→ Given problem: Repeat each record below exactly as given.
[start of Data excerpts]
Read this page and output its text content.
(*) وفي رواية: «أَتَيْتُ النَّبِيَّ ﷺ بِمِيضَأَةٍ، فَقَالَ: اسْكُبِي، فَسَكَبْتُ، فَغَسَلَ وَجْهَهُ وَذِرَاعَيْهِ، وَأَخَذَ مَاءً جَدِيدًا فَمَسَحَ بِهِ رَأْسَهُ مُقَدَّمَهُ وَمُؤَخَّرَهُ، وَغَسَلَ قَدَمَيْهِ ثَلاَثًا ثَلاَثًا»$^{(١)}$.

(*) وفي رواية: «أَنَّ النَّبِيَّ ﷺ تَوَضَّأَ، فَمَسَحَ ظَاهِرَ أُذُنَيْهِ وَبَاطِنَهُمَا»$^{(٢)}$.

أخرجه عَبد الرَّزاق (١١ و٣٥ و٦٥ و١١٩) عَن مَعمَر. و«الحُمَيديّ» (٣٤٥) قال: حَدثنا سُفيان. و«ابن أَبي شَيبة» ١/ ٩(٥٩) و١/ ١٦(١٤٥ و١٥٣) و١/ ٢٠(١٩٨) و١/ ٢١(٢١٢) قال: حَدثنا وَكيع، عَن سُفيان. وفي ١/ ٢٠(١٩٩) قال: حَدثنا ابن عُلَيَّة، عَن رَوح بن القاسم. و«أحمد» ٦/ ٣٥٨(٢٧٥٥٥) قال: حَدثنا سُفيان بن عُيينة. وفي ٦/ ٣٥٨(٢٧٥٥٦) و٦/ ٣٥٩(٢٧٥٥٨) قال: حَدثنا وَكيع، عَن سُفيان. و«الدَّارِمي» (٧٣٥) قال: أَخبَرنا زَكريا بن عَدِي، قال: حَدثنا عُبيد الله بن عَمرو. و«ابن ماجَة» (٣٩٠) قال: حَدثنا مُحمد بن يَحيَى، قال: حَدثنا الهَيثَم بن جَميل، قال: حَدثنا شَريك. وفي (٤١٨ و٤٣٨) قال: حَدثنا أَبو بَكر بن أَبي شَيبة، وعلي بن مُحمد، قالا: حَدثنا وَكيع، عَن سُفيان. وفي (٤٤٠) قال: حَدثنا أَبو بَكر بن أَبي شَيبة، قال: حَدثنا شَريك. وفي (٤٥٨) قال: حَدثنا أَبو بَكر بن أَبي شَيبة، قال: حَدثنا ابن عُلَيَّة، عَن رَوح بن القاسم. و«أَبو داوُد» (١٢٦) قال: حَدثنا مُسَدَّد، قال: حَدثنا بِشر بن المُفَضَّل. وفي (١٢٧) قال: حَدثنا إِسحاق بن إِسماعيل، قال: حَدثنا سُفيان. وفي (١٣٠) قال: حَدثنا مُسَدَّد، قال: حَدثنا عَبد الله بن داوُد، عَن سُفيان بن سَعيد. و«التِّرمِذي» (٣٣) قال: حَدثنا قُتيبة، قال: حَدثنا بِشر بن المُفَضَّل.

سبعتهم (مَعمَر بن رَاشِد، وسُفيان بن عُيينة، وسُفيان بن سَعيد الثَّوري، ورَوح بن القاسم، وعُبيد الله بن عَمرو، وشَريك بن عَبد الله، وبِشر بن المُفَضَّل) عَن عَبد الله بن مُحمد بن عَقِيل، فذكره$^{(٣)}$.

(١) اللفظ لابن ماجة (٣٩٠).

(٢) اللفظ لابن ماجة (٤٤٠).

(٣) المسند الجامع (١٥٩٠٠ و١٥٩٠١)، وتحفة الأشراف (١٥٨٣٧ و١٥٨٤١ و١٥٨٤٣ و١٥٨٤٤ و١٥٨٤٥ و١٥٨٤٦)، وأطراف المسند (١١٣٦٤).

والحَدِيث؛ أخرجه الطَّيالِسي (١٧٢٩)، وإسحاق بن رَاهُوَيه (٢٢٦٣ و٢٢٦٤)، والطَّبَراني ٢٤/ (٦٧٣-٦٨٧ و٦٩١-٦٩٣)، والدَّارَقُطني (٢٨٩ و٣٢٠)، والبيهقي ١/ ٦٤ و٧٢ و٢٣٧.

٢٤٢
[end of Data excerpts]
→ Exercise solution:
Read this page and output its text content.
(*) وفي رواية: «أَتَيْتُ النَّبِيَّ ﷺ بِمِيضَأَةٍ، فَقَالَ: اسْكُبِي، فَسَكَبْتُ، فَغَسَلَ وَجْهَهُ وَذِرَاعَيْهِ، وَأَخَذَ مَاءً جَدِيدًا فَمَسَحَ بِهِ رَأْسَهُ مُقَدَّمَهُ وَمُؤَخَّرَهُ، وَغَسَلَ قَدَمَيْهِ ثَلاَثًا ثَلاَثًا»$^{(١)}$.

(*) وفي رواية: «أَنَّ النَّبِيَّ ﷺ تَوَضَّأَ، فَمَسَحَ ظَاهِرَ أُذُنَيْهِ وَبَاطِنَهُمَا»$^{(٢)}$.

أخرجه عَبد الرَّزاق (١١ و٣٥ و٦٥ و١١٩) عَن مَعمَر. و«الحُمَيديّ» (٣٤٥) قال: حَدثنا سُفيان. و«ابن أَبي شَيبة» ١/ ٩(٥٩) و١/ ١٦(١٤٥ و١٥٣) و١/ ٢٠(١٩٨) و١/ ٢١(٢١٢) قال: حَدثنا وَكيع، عَن سُفيان. وفي ١/ ٢٠(١٩٩) قال: حَدثنا ابن عُلَيَّة، عَن رَوح بن القاسم. و«أحمد» ٦/ ٣٥٨(٢٧٥٥٥) قال: حَدثنا سُفيان بن عُيينة. وفي ٦/ ٣٥٨(٢٧٥٥٦) و٦/ ٣٥٩(٢٧٥٥٨) قال: حَدثنا وَكيع، عَن سُفيان. و«الدَّارِمي» (٧٣٥) قال: أَخبَرنا زَكريا بن عَدِي، قال: حَدثنا عُبيد الله بن عَمرو. و«ابن ماجَة» (٣٩٠) قال: حَدثنا مُحمد بن يَحيَى، قال: حَدثنا الهَيثَم بن جَميل، قال: حَدثنا شَريك. وفي (٤١٨ و٤٣٨) قال: حَدثنا أَبو بَكر بن أَبي شَيبة، وعلي بن مُحمد، قالا: حَدثنا وَكيع، عَن سُفيان. وفي (٤٤٠) قال: حَدثنا أَبو بَكر بن أَبي شَيبة، قال: حَدثنا شَريك. وفي (٤٥٨) قال: حَدثنا أَبو بَكر بن أَبي شَيبة، قال: حَدثنا ابن عُلَيَّة، عَن رَوح بن القاسم. و«أَبو داوُد» (١٢٦) قال: حَدثنا مُسَدَّد، قال: حَدثنا بِشر بن المُفَضَّل. وفي (١٢٧) قال: حَدثنا إِسحاق بن إِسماعيل، قال: حَدثنا سُفيان. وفي (١٣٠) قال: حَدثنا مُسَدَّد، قال: حَدثنا عَبد الله بن داوُد، عَن سُفيان بن سَعيد. و«التِّرمِذي» (٣٣) قال: حَدثنا قُتيبة، قال: حَدثنا بِشر بن المُفَضَّل.

سبعتهم (مَعمَر بن رَاشِد، وسُفيان بن عُيينة، وسُفيان بن سَعيد الثَّوري، ورَوح بن القاسم، وعُبيد الله بن عَمرو، وشَريك بن عَبد الله، وبِشر بن المُفَضَّل) عَن عَبد الله بن مُحمد بن عَقِيل، فذكره$^{(٣)}$.

(١) اللفظ لابن ماجة (٣٩٠).

(٢) اللفظ لابن ماجة (٤٤٠).

(٣) المسند الجامع (١٥٩٠٠ و١٥٩٠١)، وتحفة الأشراف (١٥٨٣٧ و١٥٨٤١ و١٥٨٤٣ و١٥٨٤٤ و١٥٨٤٥ و١٥٨٤٦)، وأطراف المسند (١١٣٦٤).

والحَدِيث؛ أخرجه الطَّيالِسي (١٧٢٩)، وإسحاق بن رَاهُوَيه (٢٢٦٣ و٢٢٦٤)، والطَّبَراني ٢٤/ (٦٧٣-٦٨٧ و٦٩١-٦٩٣)، والدَّارَقُطني (٢٨٩ و٣٢٠)، والبيهقي ١/ ٦٤ و٧٢ و٢٣٧.

٢٤٢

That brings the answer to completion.